* **Exercise objective**:
Look through the data below. Show each line where the string "JSON" occurs.

* **Records for this task**:
○ ○ ○ ○ ○ ○ ○

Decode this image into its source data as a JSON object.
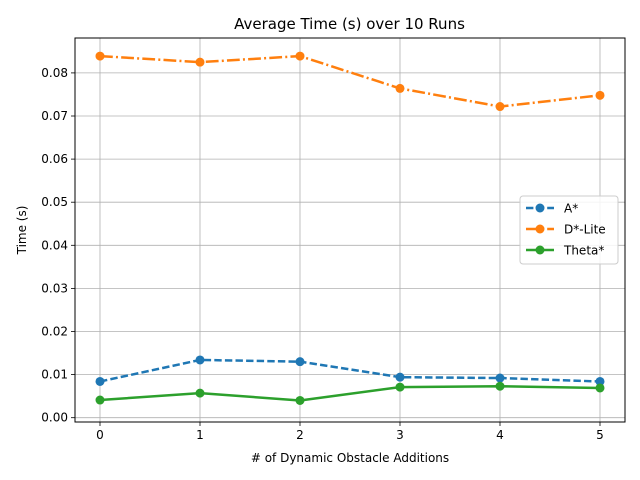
{
  "chart_data": {
    "type": "line",
    "title": "Average Time (s) over 10 Runs",
    "xlabel": "# of Dynamic Obstacle Additions",
    "ylabel": "Time (s)",
    "x": [
      0,
      1,
      2,
      3,
      4,
      5
    ],
    "xlim": [
      -0.25,
      5.25
    ],
    "ylim": [
      -0.001,
      0.0881
    ],
    "xticks": [
      "0",
      "1",
      "2",
      "3",
      "4",
      "5"
    ],
    "yticks": [
      0.0,
      0.01,
      0.02,
      0.03,
      0.04,
      0.05,
      0.06,
      0.07,
      0.08
    ],
    "ytick_labels": [
      "0.00",
      "0.01",
      "0.02",
      "0.03",
      "0.04",
      "0.05",
      "0.06",
      "0.07",
      "0.08"
    ],
    "grid": true,
    "legend_position": "center-right",
    "series": [
      {
        "name": "A*",
        "color": "#1f77b4",
        "linestyle": "dashed",
        "marker": "circle",
        "values": [
          0.0084,
          0.0134,
          0.013,
          0.0094,
          0.0092,
          0.0084
        ]
      },
      {
        "name": "D*-Lite",
        "color": "#ff7f0e",
        "linestyle": "dashdot",
        "marker": "circle",
        "values": [
          0.0839,
          0.0825,
          0.0839,
          0.0764,
          0.0722,
          0.0748
        ]
      },
      {
        "name": "Theta*",
        "color": "#2ca02c",
        "linestyle": "solid",
        "marker": "circle",
        "values": [
          0.0041,
          0.0057,
          0.004,
          0.0071,
          0.0073,
          0.0069
        ]
      }
    ]
  }
}
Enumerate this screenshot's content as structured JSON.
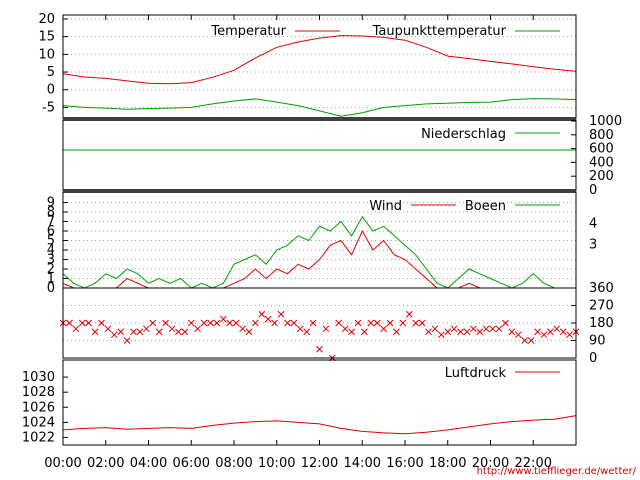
{
  "colors": {
    "red": "#e00000",
    "green": "#00a000",
    "axis": "#000000",
    "grid": "#a0a0a0"
  },
  "x_axis": {
    "ticks": [
      "00:00",
      "02:00",
      "04:00",
      "06:00",
      "08:00",
      "10:00",
      "12:00",
      "14:00",
      "16:00",
      "18:00",
      "20:00",
      "22:00"
    ],
    "range_hours": [
      0,
      24
    ]
  },
  "footer": {
    "url": "http://www.tiefflieger.de/wetter/"
  },
  "chart_data": [
    {
      "type": "line",
      "panel": "temperature",
      "ylim": [
        -8,
        20
      ],
      "y_ticks_left": [
        "20",
        "15",
        "10",
        "5",
        "0",
        "-5"
      ],
      "grid": true,
      "legend_placement": "top-right",
      "series": [
        {
          "name": "Temperatur",
          "color": "#e00000",
          "x": [
            0,
            1,
            2,
            3,
            4,
            5,
            6,
            7,
            8,
            9,
            10,
            11,
            12,
            13,
            14,
            15,
            16,
            17,
            18,
            19,
            20,
            21,
            22,
            23,
            24
          ],
          "values": [
            4.5,
            3.6,
            3.2,
            2.5,
            1.8,
            1.7,
            2.0,
            3.5,
            5.5,
            9.0,
            12.0,
            13.5,
            14.6,
            15.3,
            15.2,
            14.8,
            14.0,
            12.0,
            9.5,
            8.8,
            8.0,
            7.3,
            6.5,
            5.8,
            5.2
          ]
        },
        {
          "name": "Taupunkttemperatur",
          "color": "#00a000",
          "x": [
            0,
            1,
            2,
            3,
            4,
            5,
            6,
            7,
            8,
            9,
            10,
            11,
            12,
            13,
            14,
            15,
            16,
            17,
            18,
            19,
            20,
            21,
            22,
            23,
            24
          ],
          "values": [
            -4.5,
            -5.0,
            -5.2,
            -5.5,
            -5.3,
            -5.2,
            -5.0,
            -4.0,
            -3.2,
            -2.6,
            -3.5,
            -4.5,
            -6.0,
            -7.5,
            -6.5,
            -5.0,
            -4.5,
            -4.0,
            -3.8,
            -3.6,
            -3.5,
            -2.8,
            -2.5,
            -2.6,
            -2.8
          ]
        }
      ]
    },
    {
      "type": "line",
      "panel": "precipitation",
      "ylim": [
        0,
        1000
      ],
      "y_ticks_right": [
        "1000",
        "800",
        "600",
        "400",
        "200",
        "0"
      ],
      "grid": false,
      "legend_placement": "top-right",
      "series": [
        {
          "name": "Niederschlag",
          "color": "#00a000",
          "x": [
            0,
            24
          ],
          "values": [
            580,
            580
          ]
        }
      ]
    },
    {
      "type": "line",
      "panel": "wind",
      "ylim": [
        0,
        10
      ],
      "y_ticks_left": [
        "9",
        "8",
        "7",
        "6",
        "5",
        "4",
        "3",
        "2",
        "1",
        "0"
      ],
      "y_ticks_right": [
        "4",
        "3"
      ],
      "grid": true,
      "legend_placement": "top-right",
      "series": [
        {
          "name": "Wind",
          "color": "#e00000",
          "x": [
            0,
            0.5,
            1,
            1.5,
            2,
            2.5,
            3,
            3.5,
            4,
            4.5,
            5,
            5.5,
            6,
            6.5,
            7,
            7.5,
            8,
            8.5,
            9,
            9.5,
            10,
            10.5,
            11,
            11.5,
            12,
            12.5,
            13,
            13.5,
            14,
            14.5,
            15,
            15.5,
            16,
            16.5,
            17,
            17.5,
            18,
            18.5,
            19,
            19.5,
            20,
            20.5,
            21,
            21.5,
            22,
            22.5,
            23,
            23.5,
            24
          ],
          "values": [
            0.5,
            0,
            0,
            0,
            0,
            0,
            1,
            0.5,
            0,
            0,
            0,
            0,
            0,
            0,
            0,
            0,
            0.5,
            1,
            2,
            1,
            2,
            1.5,
            2.5,
            2,
            3,
            4.5,
            5,
            3.5,
            6,
            4,
            5,
            3.5,
            3,
            2,
            1,
            0,
            0,
            0,
            0.5,
            0,
            0,
            0,
            0,
            0,
            0,
            0,
            0,
            0,
            0
          ]
        },
        {
          "name": "Boeen",
          "color": "#00a000",
          "x": [
            0,
            0.5,
            1,
            1.5,
            2,
            2.5,
            3,
            3.5,
            4,
            4.5,
            5,
            5.5,
            6,
            6.5,
            7,
            7.5,
            8,
            8.5,
            9,
            9.5,
            10,
            10.5,
            11,
            11.5,
            12,
            12.5,
            13,
            13.5,
            14,
            14.5,
            15,
            15.5,
            16,
            16.5,
            17,
            17.5,
            18,
            18.5,
            19,
            19.5,
            20,
            20.5,
            21,
            21.5,
            22,
            22.5,
            23,
            23.5,
            24
          ],
          "values": [
            1.5,
            0.5,
            0,
            0.5,
            1.5,
            1,
            2,
            1.5,
            0.5,
            1,
            0.5,
            1,
            0,
            0.5,
            0,
            0.5,
            2.5,
            3,
            3.5,
            2.5,
            4,
            4.5,
            5.5,
            5,
            6.5,
            6,
            7,
            5.5,
            7.5,
            6,
            6.5,
            5.5,
            4.5,
            3.5,
            2,
            0.5,
            0,
            1,
            2,
            1.5,
            1,
            0.5,
            0,
            0.5,
            1.5,
            0.5,
            0,
            0,
            0
          ]
        }
      ]
    },
    {
      "type": "scatter",
      "panel": "wind_direction",
      "ylim": [
        0,
        360
      ],
      "y_ticks_right": [
        "360",
        "270",
        "180",
        "90",
        "0"
      ],
      "grid": true,
      "series": [
        {
          "color": "#e00000",
          "x": [
            0,
            0.3,
            0.6,
            0.9,
            1.2,
            1.5,
            1.8,
            2.1,
            2.4,
            2.7,
            3.0,
            3.3,
            3.6,
            3.9,
            4.2,
            4.5,
            4.8,
            5.1,
            5.4,
            5.7,
            6.0,
            6.3,
            6.6,
            6.9,
            7.2,
            7.5,
            7.8,
            8.1,
            8.4,
            8.7,
            9.0,
            9.3,
            9.6,
            9.9,
            10.2,
            10.5,
            10.8,
            11.1,
            11.4,
            11.7,
            12.0,
            12.3,
            12.6,
            12.9,
            13.2,
            13.5,
            13.8,
            14.1,
            14.4,
            14.7,
            15.0,
            15.3,
            15.6,
            15.9,
            16.2,
            16.5,
            16.8,
            17.1,
            17.4,
            17.7,
            18.0,
            18.3,
            18.6,
            18.9,
            19.2,
            19.5,
            19.8,
            20.1,
            20.4,
            20.7,
            21.0,
            21.3,
            21.6,
            21.9,
            22.2,
            22.5,
            22.8,
            23.1,
            23.4,
            23.7,
            24.0
          ],
          "values": [
            180,
            180,
            150,
            180,
            180,
            135,
            180,
            150,
            120,
            135,
            90,
            135,
            135,
            150,
            180,
            135,
            180,
            150,
            135,
            135,
            180,
            150,
            180,
            180,
            180,
            200,
            180,
            180,
            150,
            135,
            180,
            225,
            200,
            180,
            225,
            180,
            180,
            150,
            135,
            180,
            45,
            150,
            0,
            180,
            150,
            135,
            180,
            135,
            180,
            180,
            150,
            180,
            135,
            180,
            225,
            180,
            180,
            135,
            150,
            120,
            135,
            150,
            135,
            135,
            150,
            135,
            150,
            150,
            150,
            180,
            135,
            120,
            90,
            90,
            135,
            120,
            135,
            150,
            135,
            120,
            135
          ]
        }
      ]
    },
    {
      "type": "line",
      "panel": "pressure",
      "ylim": [
        1021,
        1032
      ],
      "y_ticks_left": [
        "1030",
        "1028",
        "1026",
        "1024",
        "1022"
      ],
      "grid": false,
      "legend_placement": "top-right",
      "series": [
        {
          "name": "Luftdruck",
          "color": "#e00000",
          "x": [
            0,
            1,
            2,
            3,
            4,
            5,
            6,
            7,
            8,
            9,
            10,
            11,
            12,
            13,
            14,
            15,
            16,
            17,
            18,
            19,
            20,
            21,
            22,
            23,
            24
          ],
          "values": [
            1023.0,
            1023.2,
            1023.3,
            1023.1,
            1023.2,
            1023.3,
            1023.2,
            1023.6,
            1023.9,
            1024.1,
            1024.2,
            1024.0,
            1023.8,
            1023.2,
            1022.8,
            1022.6,
            1022.5,
            1022.7,
            1023.0,
            1023.4,
            1023.8,
            1024.1,
            1024.3,
            1024.4,
            1024.9
          ]
        }
      ]
    }
  ],
  "legends": {
    "temp_red": "Temperatur",
    "temp_green": "Taupunkttemperatur",
    "precip": "Niederschlag",
    "wind_red": "Wind",
    "wind_green": "Boeen",
    "pressure": "Luftdruck"
  }
}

○ ○ ○ ○ ○ ○ ○

* **Exercise answer**:
Decode this image into its source data as a JSON object.
Enumerate this screenshot's content as structured JSON.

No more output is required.